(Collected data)

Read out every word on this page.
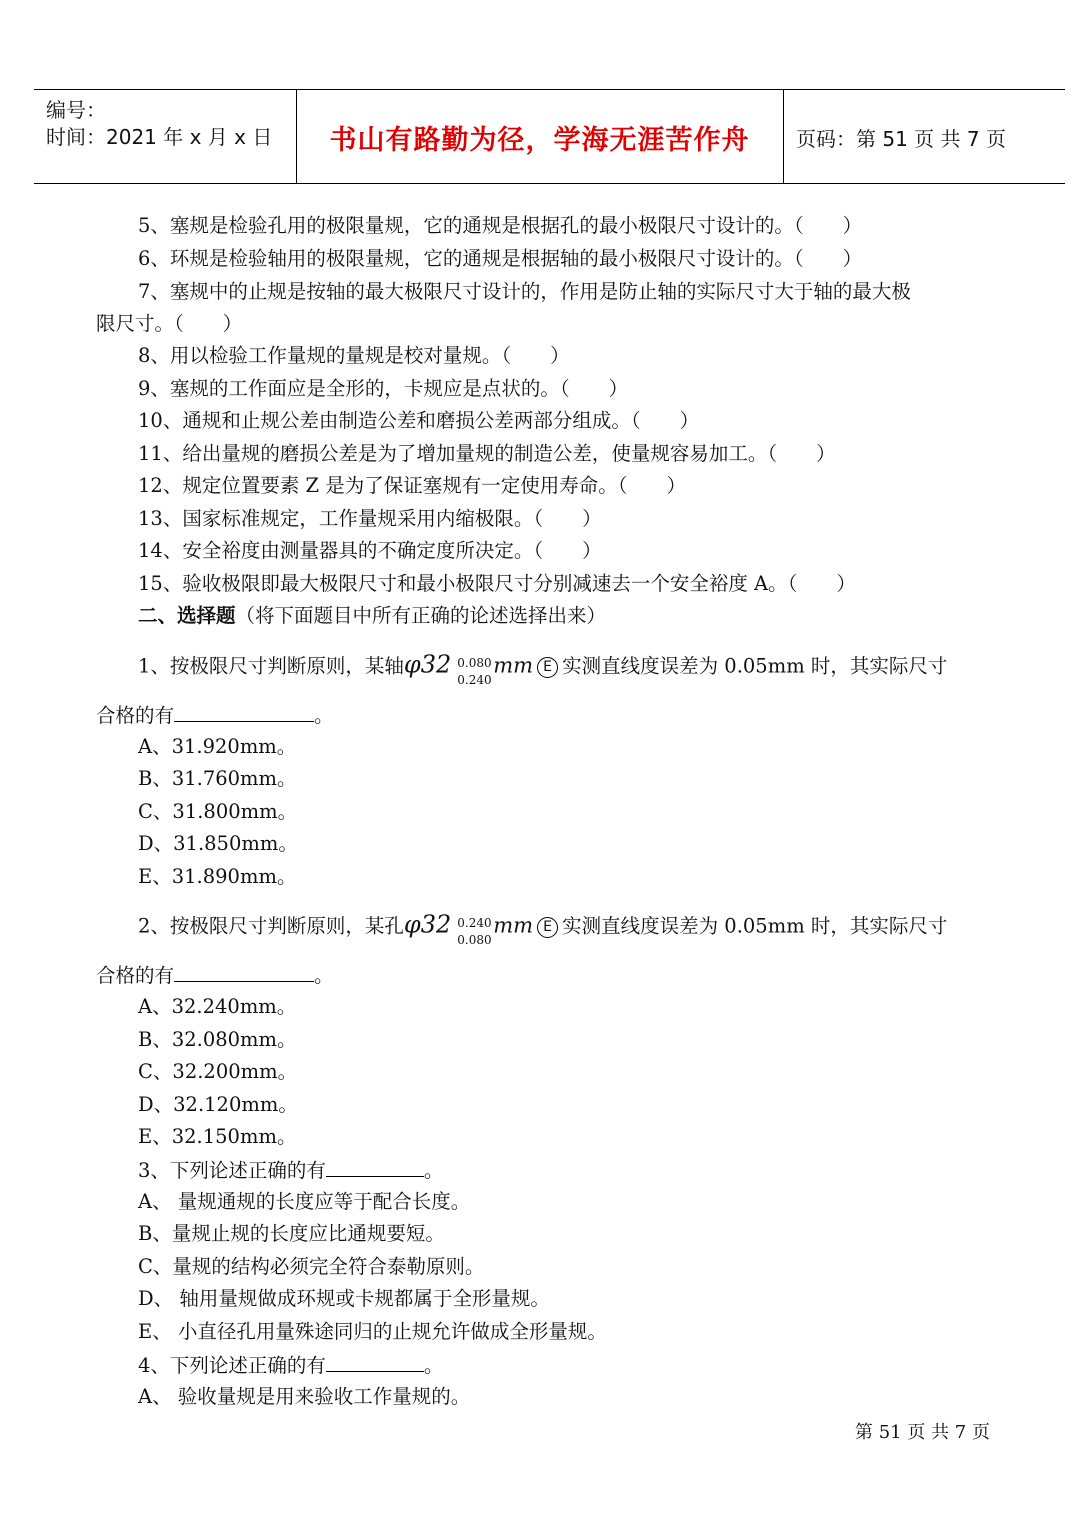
编号：
时间：2021 年 x 月 x 日	书山有路勤为径，学海无涯苦作舟	页码：第 51 页 共 7 页
5、塞规是检验孔用的极限量规，它的通规是根据孔的最小极限尺寸设计的。（　　）
6、环规是检验轴用的极限量规，它的通规是根据轴的最小极限尺寸设计的。（　　）
7、塞规中的止规是按轴的最大极限尺寸设计的，作用是防止轴的实际尺寸大于轴的最大极
限尺寸。（　　）
8、用以检验工作量规的量规是校对量规。（　　）
9、塞规的工作面应是全形的，卡规应是点状的。（　　）
10、通规和止规公差由制造公差和磨损公差两部分组成。（　　）
11、给出量规的磨损公差是为了增加量规的制造公差，使量规容易加工。（　　）
12、规定位置要素 Z 是为了保证塞规有一定使用寿命。（　　）
13、国家标准规定，工作量规采用内缩极限。（　　）
14、安全裕度由测量器具的不确定度所决定。（　　）
15、验收极限即最大极限尺寸和最小极限尺寸分别减速去一个安全裕度 A。（　　）
二、选择题（将下面题目中所有正确的论述选择出来）
1、按极限尺寸判断原则，某轴φ32 0.080
0.240
mm E 实测直线度误差为 0.05mm 时，其实际尺寸
合格的有	。
A、31.920mm。
B、31.760mm。
C、31.800mm。
D、31.850mm。
E、31.890mm。
2、按极限尺寸判断原则，某孔φ32 0.240
0.080
mm E 实测直线度误差为 0.05mm 时，其实际尺寸
合格的有	。
A、32.240mm。
B、32.080mm。
C、32.200mm。
D、32.120mm。
E、32.150mm。
3、下列论述正确的有	。
A、 量规通规的长度应等于配合长度。
B、量规止规的长度应比通规要短。
C、量规的结构必须完全符合泰勒原则。
D、 轴用量规做成环规或卡规都属于全形量规。
E、 小直径孔用量殊途同归的止规允许做成全形量规。
4、下列论述正确的有	。
A、 验收量规是用来验收工作量规的。
第 51 页 共 7 页
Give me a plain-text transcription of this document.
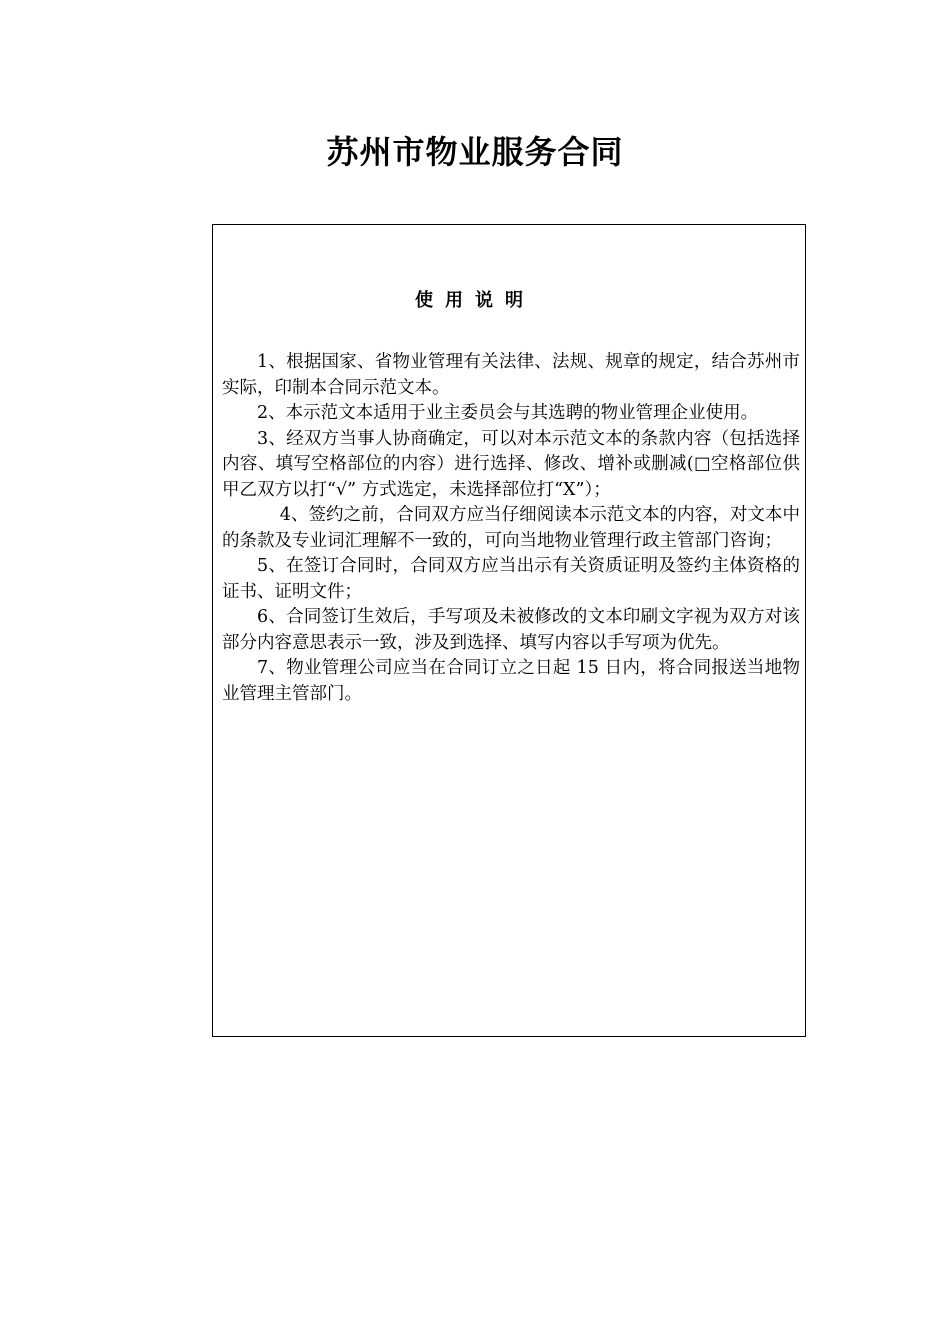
苏州市物业服务合同
使用说明

1、根据国家、省物业管理有关法律、法规、规章的规定，结合苏州市实际，印制本合同示范文本。

2、本示范文本适用于业主委员会与其选聘的物业管理企业使用。

3、经双方当事人协商确定，可以对本示范文本的条款内容（包括选择内容、填写空格部位的内容）进行选择、修改、增补或删减(□空格部位供甲乙双方以打“√” 方式选定，未选择部位打“X”）；

4、签约之前，合同双方应当仔细阅读本示范文本的内容，对文本中的条款及专业词汇理解不一致的，可向当地物业管理行政主管部门咨询；

5、在签订合同时，合同双方应当出示有关资质证明及签约主体资格的证书、证明文件；

6、合同签订生效后，手写项及未被修改的文本印刷文字视为双方对该部分内容意思表示一致，涉及到选择、填写内容以手写项为优先。

7、物业管理公司应当在合同订立之日起 15 日内，将合同报送当地物业管理主管部门。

» **Your task**: Report all lines of the material that contain the word "this".

» **Task solution**:
Read out every word on this page.
Give me a plain-text transcription of this document.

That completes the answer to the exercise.